# Entries shown start

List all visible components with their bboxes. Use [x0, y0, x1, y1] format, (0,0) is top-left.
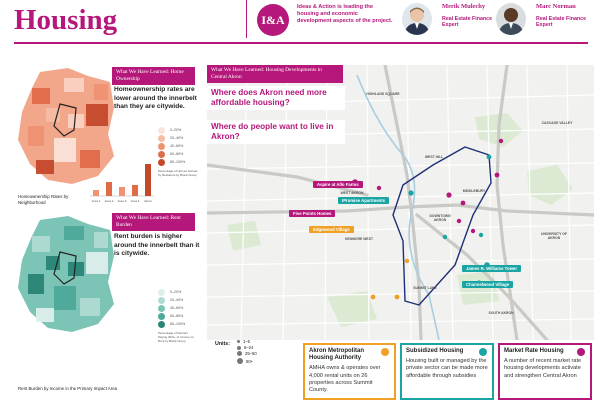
- box-body: Housing built or managed by the private …: [406, 358, 488, 379]
- avatar: [496, 3, 526, 35]
- home-ownership-heading: What We Have Learned: Home Ownership: [112, 67, 195, 85]
- legend-swatch: [158, 142, 165, 150]
- central-akron-map: [205, 63, 596, 342]
- legend-swatch: [158, 296, 165, 304]
- legend-swatch: [158, 304, 165, 312]
- development-label: Edgewood Village: [309, 226, 354, 233]
- amha-color-dot: [381, 348, 389, 356]
- box-title: Subsidized Housing: [406, 348, 464, 354]
- chart-bar: [93, 190, 99, 196]
- legend-item: 40–60%: [158, 304, 198, 312]
- development-label: Five Points Homes: [289, 210, 336, 217]
- legend-item: 20–40%: [158, 134, 198, 142]
- central-akron-question-1: Where does Akron need more affordable ho…: [207, 86, 345, 110]
- rent-burden-map: [18, 216, 114, 332]
- box-title: Market Rate Housing: [504, 348, 564, 354]
- chart-bar: [106, 182, 112, 196]
- person-name: Marc Norman: [536, 3, 576, 10]
- place-label: WEST HILL: [424, 155, 444, 159]
- box-body: AMHA owns & operates over 4,000 rental u…: [309, 365, 381, 393]
- chart-tick-label: Area 4: [131, 199, 140, 203]
- place-label: KENMORE WEST: [344, 237, 374, 241]
- legend-item: 40–60%: [158, 142, 198, 150]
- header-divider: [246, 0, 247, 38]
- legend-swatch: [158, 320, 165, 328]
- development-label: Aspire at Allo Farms: [313, 181, 363, 188]
- person-card-1: Merik Mulechy Real Estate Finance Expert: [402, 0, 502, 40]
- chart-tick-label: Area 2: [105, 199, 114, 203]
- legend-swatch: [158, 312, 165, 320]
- units-dot: [237, 340, 240, 343]
- home-ownership-map: [18, 68, 114, 184]
- development-label: James R. Williams Tower: [462, 265, 521, 272]
- market-rate-legend-box: Market Rate Housing A number of recent m…: [498, 343, 592, 400]
- units-dot: [237, 358, 243, 364]
- legend-item: 60–80%: [158, 312, 198, 320]
- amha-legend-box: Akron Metropolitan Housing Authority AMH…: [303, 343, 396, 400]
- place-label: MIDDLEBURY: [462, 189, 486, 193]
- page-title: Housing: [14, 4, 118, 36]
- avatar: [402, 3, 432, 35]
- subsidized-legend-box: Subsidized Housing Housing built or mana…: [400, 343, 494, 400]
- ia-logo-badge: I&A: [257, 4, 289, 36]
- home-ownership-statement: Homeownership rates are lower around the…: [114, 86, 197, 111]
- person-card-2: Marc Norman Real Estate Finance Expert: [496, 0, 596, 40]
- box-title: Akron Metropolitan Housing Authority: [309, 348, 364, 362]
- legend-item: 20–40%: [158, 296, 198, 304]
- central-akron-map-panel: [205, 63, 596, 342]
- place-label: SOUTH AKRON: [488, 311, 514, 315]
- home-ownership-map-caption: Homeownership Rates by Neighborhood: [18, 194, 69, 205]
- central-akron-question-2: Where do people want to live in Akron?: [207, 120, 345, 144]
- chart-bar: [132, 185, 138, 196]
- header-rule: [14, 42, 588, 44]
- central-akron-heading: What We Have Learned: Housing Developmen…: [207, 65, 343, 83]
- subsidized-color-dot: [479, 348, 487, 356]
- development-label: IPromise Apartments: [338, 197, 390, 204]
- legend-item: 80–100%: [158, 158, 198, 166]
- rent-burden-heading: What We Have Learned: Rent Burden: [112, 213, 195, 231]
- home-ownership-legend: 0–20% 20–40% 40–60% 60–80% 80–100% Perce…: [158, 126, 198, 178]
- units-item: 6–24: [237, 345, 253, 350]
- units-dot: [237, 351, 242, 356]
- legend-swatch: [158, 150, 165, 158]
- units-item: 50+: [237, 358, 253, 364]
- chart-tick-label: Area 3: [118, 199, 127, 203]
- legend-item: 0–20%: [158, 288, 198, 296]
- chart-tick-label: Akron: [144, 199, 152, 203]
- legend-item: 80–100%: [158, 320, 198, 328]
- market-rate-color-dot: [577, 348, 585, 356]
- place-label: UNIVERSITY OF AKRON: [541, 232, 567, 240]
- ia-description: Ideas & Action is leading the housing an…: [297, 4, 393, 25]
- place-label: WEST AKRON: [340, 191, 364, 195]
- legend-swatch: [158, 126, 165, 134]
- rent-burden-statement: Rent burden is higher around the innerbe…: [114, 233, 200, 258]
- place-label: SUMMIT LAKE: [413, 286, 437, 290]
- person-name: Merik Mulechy: [442, 3, 486, 10]
- legend-swatch: [158, 134, 165, 142]
- chart-tick-label: Area 1: [92, 199, 101, 203]
- place-label: DOWNTOWN AKRON: [429, 214, 451, 222]
- rent-burden-legend: 0–20% 20–40% 40–60% 60–80% 80–100% Perce…: [158, 288, 198, 343]
- rent-burden-map-caption: Rent Burden by Income in the Primary Imp…: [18, 386, 118, 391]
- units-item: 25–50: [237, 351, 257, 356]
- box-body: A number of recent market rate housing d…: [504, 358, 582, 379]
- person-role: Real Estate Finance Expert: [536, 16, 587, 29]
- units-item: 1–5: [237, 339, 250, 344]
- place-label: HIGHLAND SQUARE: [366, 92, 400, 96]
- legend-swatch: [158, 158, 165, 166]
- home-ownership-bar-chart: Area 1 Area 2 Area 3 Area 4 Akron: [90, 164, 154, 203]
- place-label: CASCADE VALLEY: [541, 121, 573, 125]
- development-label: Channelwood Village: [462, 281, 514, 288]
- chart-bar: [119, 187, 125, 196]
- legend-swatch: [158, 288, 165, 296]
- legend-item: 0–20%: [158, 126, 198, 134]
- chart-bar: [145, 164, 151, 196]
- units-label: Units:: [215, 341, 231, 347]
- legend-note: Percentage of Renters Paying 30%+ of Inc…: [158, 331, 194, 343]
- units-dot: [237, 345, 241, 350]
- person-role: Real Estate Finance Expert: [442, 16, 493, 29]
- legend-item: 60–80%: [158, 150, 198, 158]
- legend-note: Percentage of Homes Owned by Residents b…: [158, 169, 198, 177]
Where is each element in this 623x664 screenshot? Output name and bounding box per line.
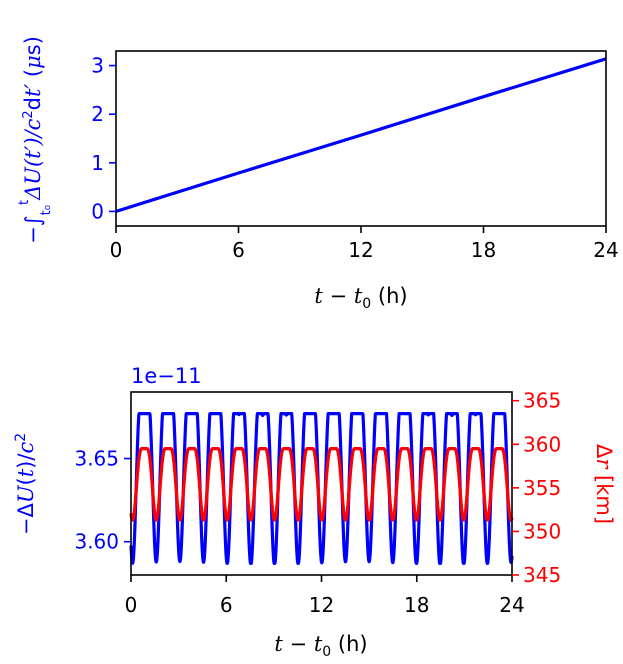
- bottom-x-tick-label: 24: [499, 593, 524, 617]
- bottom-left-y-tick-label: 3.60: [74, 530, 119, 554]
- bottom-offset-text: 1e−11: [131, 364, 202, 388]
- top-y-tick-label: 0: [91, 199, 104, 223]
- bottom-right-y-tick-label: 355: [523, 476, 561, 500]
- radial-distance-series-line: [129, 447, 514, 522]
- bottom-right-y-tick-label: 350: [523, 519, 561, 543]
- top-x-axis-label: t − t0 (h): [314, 284, 407, 312]
- top-y-tick-label: 3: [91, 54, 104, 78]
- bottom-right-y-tick-label: 365: [523, 389, 561, 413]
- bottom-right-y-axis-label: Δr [km]: [592, 444, 616, 524]
- top-x-tick-label: 0: [110, 238, 123, 262]
- bottom-x-tick-label: 18: [404, 593, 429, 617]
- top-x-tick-label: 24: [593, 238, 618, 262]
- bottom-left-y-ticks: 3.60 3.65: [74, 447, 131, 554]
- bottom-x-tick-label: 6: [220, 593, 233, 617]
- top-y-ticks: 0 1 2 3: [91, 54, 116, 223]
- bottom-right-y-ticks: 345 350 355 360 365: [512, 389, 561, 587]
- top-x-ticks: 0 6 12 18 24: [110, 226, 619, 262]
- bottom-x-axis-label: t − t0 (h): [274, 632, 367, 660]
- top-series-line: [115, 57, 607, 213]
- bottom-x-tick-label: 12: [309, 593, 334, 617]
- bottom-right-y-tick-label: 360: [523, 432, 561, 456]
- top-plot-frame: [115, 50, 607, 227]
- top-x-tick-label: 6: [232, 238, 245, 262]
- top-y-tick-label: 1: [91, 151, 104, 175]
- bottom-x-tick-label: 0: [125, 593, 138, 617]
- bottom-left-y-tick-label: 3.65: [74, 447, 119, 471]
- top-x-tick-label: 18: [471, 238, 496, 262]
- top-y-axis-label: −∫t₀tΔU(t′)/c2dt′ (μs): [17, 36, 54, 244]
- bottom-x-ticks: 0 6 12 18 24: [125, 575, 525, 617]
- potential-series-line: [129, 412, 514, 565]
- bottom-left-y-axis-label: −ΔU(t)/c2: [13, 433, 38, 535]
- top-x-tick-label: 12: [348, 238, 373, 262]
- top-y-tick-label: 2: [91, 102, 104, 126]
- bottom-right-y-tick-label: 345: [523, 563, 561, 587]
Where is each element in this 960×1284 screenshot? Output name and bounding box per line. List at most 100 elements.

# Entries shown end

Task prompt: Copy the records verbatim, from the line containing "- bottom-x-tick-label: 24: [499, 593, 524, 617]" through the line containing "- bottom-right-y-axis-label: Δr", including both of those lines.

Solution:
- bottom-x-tick-label: 24: [499, 593, 524, 617]
- bottom-left-y-tick-label: 3.60: [74, 530, 119, 554]
- bottom-offset-text: 1e−11: [131, 364, 202, 388]
- top-y-tick-label: 0: [91, 199, 104, 223]
- bottom-right-y-tick-label: 355: [523, 476, 561, 500]
- radial-distance-series-line: [129, 447, 514, 522]
- bottom-right-y-tick-label: 350: [523, 519, 561, 543]
- top-x-axis-label: t − t0 (h): [314, 284, 407, 312]
- top-y-tick-label: 3: [91, 54, 104, 78]
- bottom-right-y-tick-label: 365: [523, 389, 561, 413]
- bottom-right-y-axis-label: Δr [km]: [592, 444, 616, 524]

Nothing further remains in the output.